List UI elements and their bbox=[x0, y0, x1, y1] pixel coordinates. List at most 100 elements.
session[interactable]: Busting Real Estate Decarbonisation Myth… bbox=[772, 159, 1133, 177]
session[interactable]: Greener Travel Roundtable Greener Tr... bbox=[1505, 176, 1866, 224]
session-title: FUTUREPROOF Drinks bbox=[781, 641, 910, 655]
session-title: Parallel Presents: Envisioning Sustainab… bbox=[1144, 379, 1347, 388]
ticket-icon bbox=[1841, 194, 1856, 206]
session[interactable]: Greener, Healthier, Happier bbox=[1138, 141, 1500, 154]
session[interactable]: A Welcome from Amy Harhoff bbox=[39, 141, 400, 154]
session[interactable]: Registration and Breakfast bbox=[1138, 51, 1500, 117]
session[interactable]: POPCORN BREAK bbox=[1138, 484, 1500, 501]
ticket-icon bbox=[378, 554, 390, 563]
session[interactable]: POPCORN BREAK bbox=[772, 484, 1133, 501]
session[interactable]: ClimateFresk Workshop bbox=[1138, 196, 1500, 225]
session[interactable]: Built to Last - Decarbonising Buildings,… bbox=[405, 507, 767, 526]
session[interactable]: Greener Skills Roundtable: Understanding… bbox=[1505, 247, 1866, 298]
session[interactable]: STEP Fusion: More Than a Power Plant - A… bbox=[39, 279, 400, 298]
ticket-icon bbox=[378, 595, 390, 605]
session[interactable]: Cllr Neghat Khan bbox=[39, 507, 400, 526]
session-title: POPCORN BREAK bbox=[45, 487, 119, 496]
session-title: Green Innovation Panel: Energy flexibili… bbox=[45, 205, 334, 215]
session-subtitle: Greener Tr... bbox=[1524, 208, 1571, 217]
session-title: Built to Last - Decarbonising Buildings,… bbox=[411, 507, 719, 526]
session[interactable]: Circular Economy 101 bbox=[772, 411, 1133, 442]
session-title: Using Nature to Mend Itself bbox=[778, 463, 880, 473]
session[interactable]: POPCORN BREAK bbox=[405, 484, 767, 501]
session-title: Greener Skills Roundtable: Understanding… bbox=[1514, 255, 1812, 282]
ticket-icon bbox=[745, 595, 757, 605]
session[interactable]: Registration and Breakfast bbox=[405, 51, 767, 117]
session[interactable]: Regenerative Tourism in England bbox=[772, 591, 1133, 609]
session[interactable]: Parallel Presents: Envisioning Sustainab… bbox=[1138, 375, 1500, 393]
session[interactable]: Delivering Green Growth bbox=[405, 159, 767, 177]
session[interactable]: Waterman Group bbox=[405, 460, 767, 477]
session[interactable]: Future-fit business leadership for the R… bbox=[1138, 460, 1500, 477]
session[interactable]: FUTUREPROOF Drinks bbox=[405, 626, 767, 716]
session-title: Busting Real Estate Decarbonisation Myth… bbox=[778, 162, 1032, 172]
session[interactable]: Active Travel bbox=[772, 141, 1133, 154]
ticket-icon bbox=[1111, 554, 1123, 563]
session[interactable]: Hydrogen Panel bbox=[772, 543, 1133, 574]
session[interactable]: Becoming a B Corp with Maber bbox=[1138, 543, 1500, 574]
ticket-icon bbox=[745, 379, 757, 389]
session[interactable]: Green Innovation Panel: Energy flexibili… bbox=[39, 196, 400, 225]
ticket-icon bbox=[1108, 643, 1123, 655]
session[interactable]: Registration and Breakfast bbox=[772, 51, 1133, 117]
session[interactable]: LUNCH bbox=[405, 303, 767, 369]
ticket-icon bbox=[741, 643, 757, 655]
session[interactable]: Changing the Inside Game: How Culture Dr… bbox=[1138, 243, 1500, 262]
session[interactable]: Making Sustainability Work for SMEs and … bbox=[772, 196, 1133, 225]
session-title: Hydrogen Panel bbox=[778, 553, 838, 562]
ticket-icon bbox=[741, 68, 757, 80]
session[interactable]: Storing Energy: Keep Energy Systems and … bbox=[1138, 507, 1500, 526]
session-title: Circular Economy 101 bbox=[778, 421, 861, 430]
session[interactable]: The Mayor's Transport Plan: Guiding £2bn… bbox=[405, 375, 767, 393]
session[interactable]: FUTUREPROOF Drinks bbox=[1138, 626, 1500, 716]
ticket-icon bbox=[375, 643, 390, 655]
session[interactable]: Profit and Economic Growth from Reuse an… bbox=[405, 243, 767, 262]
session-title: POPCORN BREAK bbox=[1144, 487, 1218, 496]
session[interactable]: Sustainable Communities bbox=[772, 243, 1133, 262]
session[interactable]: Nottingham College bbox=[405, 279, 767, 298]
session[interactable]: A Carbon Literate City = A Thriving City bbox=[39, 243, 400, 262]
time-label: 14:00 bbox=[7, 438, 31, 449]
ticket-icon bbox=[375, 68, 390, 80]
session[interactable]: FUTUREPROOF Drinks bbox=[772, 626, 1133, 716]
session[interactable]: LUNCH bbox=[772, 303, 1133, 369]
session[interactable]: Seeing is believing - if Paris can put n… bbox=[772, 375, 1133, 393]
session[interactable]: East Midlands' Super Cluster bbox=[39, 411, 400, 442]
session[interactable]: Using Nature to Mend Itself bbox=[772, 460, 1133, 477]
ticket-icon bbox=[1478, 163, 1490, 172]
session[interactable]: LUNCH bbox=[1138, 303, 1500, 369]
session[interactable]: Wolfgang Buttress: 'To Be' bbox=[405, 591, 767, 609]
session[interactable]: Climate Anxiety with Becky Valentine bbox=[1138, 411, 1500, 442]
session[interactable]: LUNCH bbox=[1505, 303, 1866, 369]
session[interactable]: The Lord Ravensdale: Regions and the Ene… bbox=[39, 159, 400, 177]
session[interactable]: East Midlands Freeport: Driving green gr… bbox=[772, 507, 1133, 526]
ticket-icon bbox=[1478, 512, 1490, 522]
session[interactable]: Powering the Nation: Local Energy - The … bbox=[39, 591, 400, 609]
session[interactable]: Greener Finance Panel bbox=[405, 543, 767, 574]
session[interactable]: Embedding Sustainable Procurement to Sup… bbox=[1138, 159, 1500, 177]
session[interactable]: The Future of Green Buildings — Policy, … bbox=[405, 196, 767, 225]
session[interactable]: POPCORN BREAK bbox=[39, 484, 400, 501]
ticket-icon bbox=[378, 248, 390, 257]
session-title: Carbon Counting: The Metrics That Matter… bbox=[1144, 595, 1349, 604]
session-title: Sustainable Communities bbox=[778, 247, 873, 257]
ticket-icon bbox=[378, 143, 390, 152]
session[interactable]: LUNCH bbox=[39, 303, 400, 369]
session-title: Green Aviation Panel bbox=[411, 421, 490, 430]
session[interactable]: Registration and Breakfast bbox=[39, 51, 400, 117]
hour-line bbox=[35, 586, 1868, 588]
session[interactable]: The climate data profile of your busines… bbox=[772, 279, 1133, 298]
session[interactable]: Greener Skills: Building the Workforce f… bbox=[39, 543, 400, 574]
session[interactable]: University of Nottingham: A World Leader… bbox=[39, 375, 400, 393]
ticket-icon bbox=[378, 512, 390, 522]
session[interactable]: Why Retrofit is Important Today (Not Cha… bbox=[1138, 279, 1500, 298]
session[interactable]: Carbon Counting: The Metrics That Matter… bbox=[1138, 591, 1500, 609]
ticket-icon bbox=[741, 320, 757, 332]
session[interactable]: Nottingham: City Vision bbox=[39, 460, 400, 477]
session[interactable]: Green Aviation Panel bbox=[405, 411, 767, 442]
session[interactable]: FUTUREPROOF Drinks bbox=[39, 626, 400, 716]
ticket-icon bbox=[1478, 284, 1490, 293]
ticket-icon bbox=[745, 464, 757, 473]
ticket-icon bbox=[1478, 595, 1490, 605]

|---|

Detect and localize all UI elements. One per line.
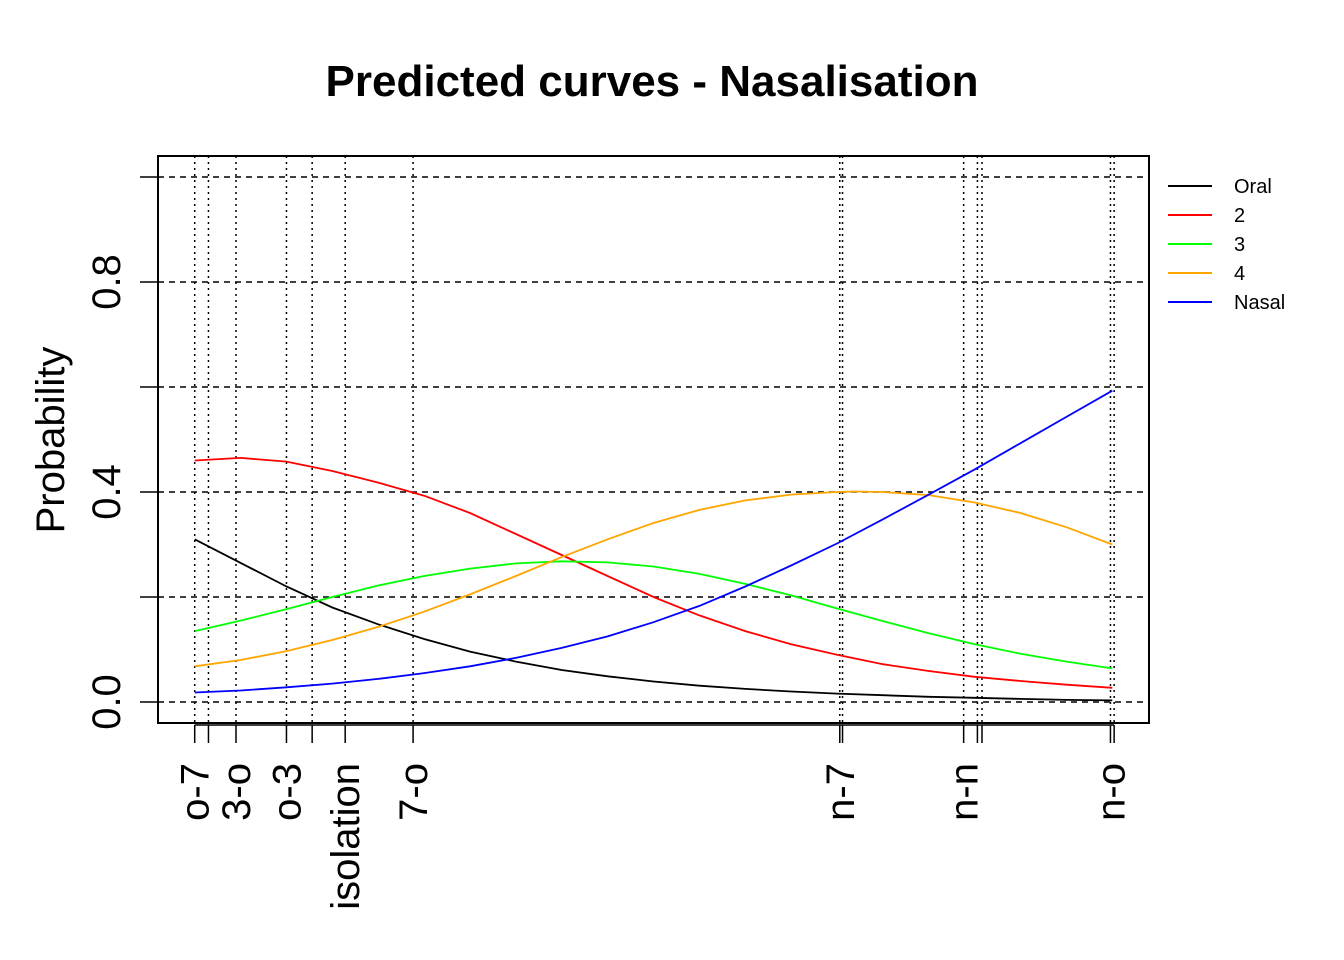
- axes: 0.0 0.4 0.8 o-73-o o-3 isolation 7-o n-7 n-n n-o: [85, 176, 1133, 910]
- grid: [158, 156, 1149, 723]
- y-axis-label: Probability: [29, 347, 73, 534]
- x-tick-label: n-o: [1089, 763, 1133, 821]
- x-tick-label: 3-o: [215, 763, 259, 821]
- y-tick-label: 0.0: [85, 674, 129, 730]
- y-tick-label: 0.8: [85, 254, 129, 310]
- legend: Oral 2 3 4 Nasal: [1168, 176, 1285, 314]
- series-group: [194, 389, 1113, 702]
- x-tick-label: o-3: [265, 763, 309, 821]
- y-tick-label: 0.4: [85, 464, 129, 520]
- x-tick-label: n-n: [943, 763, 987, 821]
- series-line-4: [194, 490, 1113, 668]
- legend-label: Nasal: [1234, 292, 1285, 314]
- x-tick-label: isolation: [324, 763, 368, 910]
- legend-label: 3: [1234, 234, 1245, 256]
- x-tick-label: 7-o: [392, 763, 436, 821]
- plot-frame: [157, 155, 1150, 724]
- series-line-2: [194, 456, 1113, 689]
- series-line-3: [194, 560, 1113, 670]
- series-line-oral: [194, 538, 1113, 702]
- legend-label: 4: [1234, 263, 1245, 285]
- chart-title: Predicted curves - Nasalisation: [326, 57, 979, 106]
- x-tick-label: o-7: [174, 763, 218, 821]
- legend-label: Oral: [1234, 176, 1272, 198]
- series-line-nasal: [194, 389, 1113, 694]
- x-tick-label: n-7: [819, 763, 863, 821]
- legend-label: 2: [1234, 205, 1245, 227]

|---|

Direction.
Edit everything from "- axes: 0.0" down to "- chart-title: Predicted" by replacing "Probability" with "Likelihood", leaving all else unchanged, and return only those lines.

Solution to this exercise.
- axes: 0.0 0.4 0.8 o-73-o o-3 isolation 7-o n-7 n-n n-o: [85, 176, 1133, 910]
- grid: [158, 156, 1149, 723]
- y-axis-label: Likelihood: [29, 347, 73, 534]
- x-tick-label: n-o: [1089, 763, 1133, 821]
- x-tick-label: 3-o: [215, 763, 259, 821]
- y-tick-label: 0.0: [85, 674, 129, 730]
- y-tick-label: 0.8: [85, 254, 129, 310]
- legend: Oral 2 3 4 Nasal: [1168, 176, 1285, 314]
- series-group: [194, 389, 1113, 702]
- x-tick-label: o-3: [265, 763, 309, 821]
- y-tick-label: 0.4: [85, 464, 129, 520]
- x-tick-label: n-n: [943, 763, 987, 821]
- series-line-4: [194, 490, 1113, 668]
- legend-label: Nasal: [1234, 292, 1285, 314]
- x-tick-label: isolation: [324, 763, 368, 910]
- legend-label: 3: [1234, 234, 1245, 256]
- x-tick-label: 7-o: [392, 763, 436, 821]
- plot-frame: [157, 155, 1150, 724]
- series-line-2: [194, 456, 1113, 689]
- series-line-3: [194, 560, 1113, 670]
- series-line-oral: [194, 538, 1113, 702]
- legend-label: 4: [1234, 263, 1245, 285]
- chart-title: Predicted curves - Nasalisation: [326, 57, 979, 106]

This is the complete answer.